What you will do: From the data that follows, copy every line holding the string "value".

Provided data:
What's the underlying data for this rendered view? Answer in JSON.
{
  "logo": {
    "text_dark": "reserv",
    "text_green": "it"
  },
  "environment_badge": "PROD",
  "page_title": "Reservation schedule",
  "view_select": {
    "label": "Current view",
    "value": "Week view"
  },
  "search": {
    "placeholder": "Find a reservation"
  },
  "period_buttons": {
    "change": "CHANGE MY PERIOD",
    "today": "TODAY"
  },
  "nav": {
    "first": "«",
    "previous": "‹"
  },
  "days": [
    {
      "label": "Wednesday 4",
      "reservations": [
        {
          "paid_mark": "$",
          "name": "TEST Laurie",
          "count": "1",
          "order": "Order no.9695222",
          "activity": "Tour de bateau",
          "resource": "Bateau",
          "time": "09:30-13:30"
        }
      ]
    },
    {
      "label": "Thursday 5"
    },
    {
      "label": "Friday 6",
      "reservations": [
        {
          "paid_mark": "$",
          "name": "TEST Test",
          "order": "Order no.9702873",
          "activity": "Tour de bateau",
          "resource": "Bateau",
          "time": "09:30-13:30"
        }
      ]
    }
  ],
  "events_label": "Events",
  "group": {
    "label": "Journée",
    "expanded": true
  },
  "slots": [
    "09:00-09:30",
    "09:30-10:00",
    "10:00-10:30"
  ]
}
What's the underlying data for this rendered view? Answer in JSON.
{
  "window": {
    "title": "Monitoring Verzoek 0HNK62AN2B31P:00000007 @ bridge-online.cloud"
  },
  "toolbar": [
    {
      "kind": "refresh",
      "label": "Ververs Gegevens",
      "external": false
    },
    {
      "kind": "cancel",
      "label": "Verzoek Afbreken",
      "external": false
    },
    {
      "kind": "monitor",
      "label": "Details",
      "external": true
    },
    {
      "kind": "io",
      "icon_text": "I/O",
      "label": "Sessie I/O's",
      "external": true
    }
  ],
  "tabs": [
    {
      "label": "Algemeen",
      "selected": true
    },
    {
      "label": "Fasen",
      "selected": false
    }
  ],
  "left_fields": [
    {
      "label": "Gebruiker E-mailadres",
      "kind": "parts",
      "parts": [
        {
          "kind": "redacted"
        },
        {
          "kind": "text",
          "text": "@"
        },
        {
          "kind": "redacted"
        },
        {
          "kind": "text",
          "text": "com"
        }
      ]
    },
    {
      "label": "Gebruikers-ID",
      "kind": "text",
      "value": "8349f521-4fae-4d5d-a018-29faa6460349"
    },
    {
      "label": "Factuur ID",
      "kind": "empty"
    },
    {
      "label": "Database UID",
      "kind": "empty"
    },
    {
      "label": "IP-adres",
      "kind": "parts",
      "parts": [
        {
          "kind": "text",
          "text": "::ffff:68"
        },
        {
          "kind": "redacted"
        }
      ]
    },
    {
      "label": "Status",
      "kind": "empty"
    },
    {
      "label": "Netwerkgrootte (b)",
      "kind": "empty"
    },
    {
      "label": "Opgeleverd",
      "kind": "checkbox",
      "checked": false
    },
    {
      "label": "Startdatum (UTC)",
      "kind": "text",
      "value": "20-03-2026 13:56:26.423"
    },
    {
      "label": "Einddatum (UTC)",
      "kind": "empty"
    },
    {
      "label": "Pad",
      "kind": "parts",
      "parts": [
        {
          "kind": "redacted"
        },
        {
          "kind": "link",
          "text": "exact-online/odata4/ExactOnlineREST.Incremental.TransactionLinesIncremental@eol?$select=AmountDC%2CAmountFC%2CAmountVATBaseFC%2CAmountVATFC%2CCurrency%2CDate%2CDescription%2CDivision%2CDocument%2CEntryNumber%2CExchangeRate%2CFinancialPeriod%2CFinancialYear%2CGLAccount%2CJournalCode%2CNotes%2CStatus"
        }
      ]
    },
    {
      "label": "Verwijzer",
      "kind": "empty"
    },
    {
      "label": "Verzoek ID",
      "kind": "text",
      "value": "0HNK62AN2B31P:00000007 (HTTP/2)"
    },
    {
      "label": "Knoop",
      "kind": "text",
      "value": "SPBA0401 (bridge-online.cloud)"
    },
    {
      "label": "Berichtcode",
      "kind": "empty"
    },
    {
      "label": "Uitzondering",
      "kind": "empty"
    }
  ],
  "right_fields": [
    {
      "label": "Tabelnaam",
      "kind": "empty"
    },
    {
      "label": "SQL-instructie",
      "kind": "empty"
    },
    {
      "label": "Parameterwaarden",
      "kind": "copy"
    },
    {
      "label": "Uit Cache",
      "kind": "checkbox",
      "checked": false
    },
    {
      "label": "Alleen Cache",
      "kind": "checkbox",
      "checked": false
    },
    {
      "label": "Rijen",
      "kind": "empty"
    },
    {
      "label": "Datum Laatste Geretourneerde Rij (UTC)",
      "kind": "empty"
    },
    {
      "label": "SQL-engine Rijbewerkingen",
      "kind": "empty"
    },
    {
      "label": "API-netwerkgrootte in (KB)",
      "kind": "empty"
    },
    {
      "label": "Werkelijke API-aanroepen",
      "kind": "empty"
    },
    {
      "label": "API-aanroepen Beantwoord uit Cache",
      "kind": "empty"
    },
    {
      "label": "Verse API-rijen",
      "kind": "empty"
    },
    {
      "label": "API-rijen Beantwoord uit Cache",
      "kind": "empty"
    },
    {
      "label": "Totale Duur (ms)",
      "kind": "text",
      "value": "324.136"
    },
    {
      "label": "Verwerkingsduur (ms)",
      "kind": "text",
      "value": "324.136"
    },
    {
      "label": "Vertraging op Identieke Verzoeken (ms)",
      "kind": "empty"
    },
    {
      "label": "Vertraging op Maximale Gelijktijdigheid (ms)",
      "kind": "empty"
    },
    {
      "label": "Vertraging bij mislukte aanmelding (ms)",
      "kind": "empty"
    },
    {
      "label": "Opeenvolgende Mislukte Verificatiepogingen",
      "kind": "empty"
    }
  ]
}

Task answer:
    "value": "Week view"
      "value": "8349f521-4fae-4d5d-a018-29faa6460349"
      "value": "20-03-2026 13:56:26.423"
      "value": "0HNK62AN2B31P:00000007 (HTTP/2)"
      "value": "SPBA0401 (bridge-online.cloud)"
      "value": "324.136"
      "value": "324.136"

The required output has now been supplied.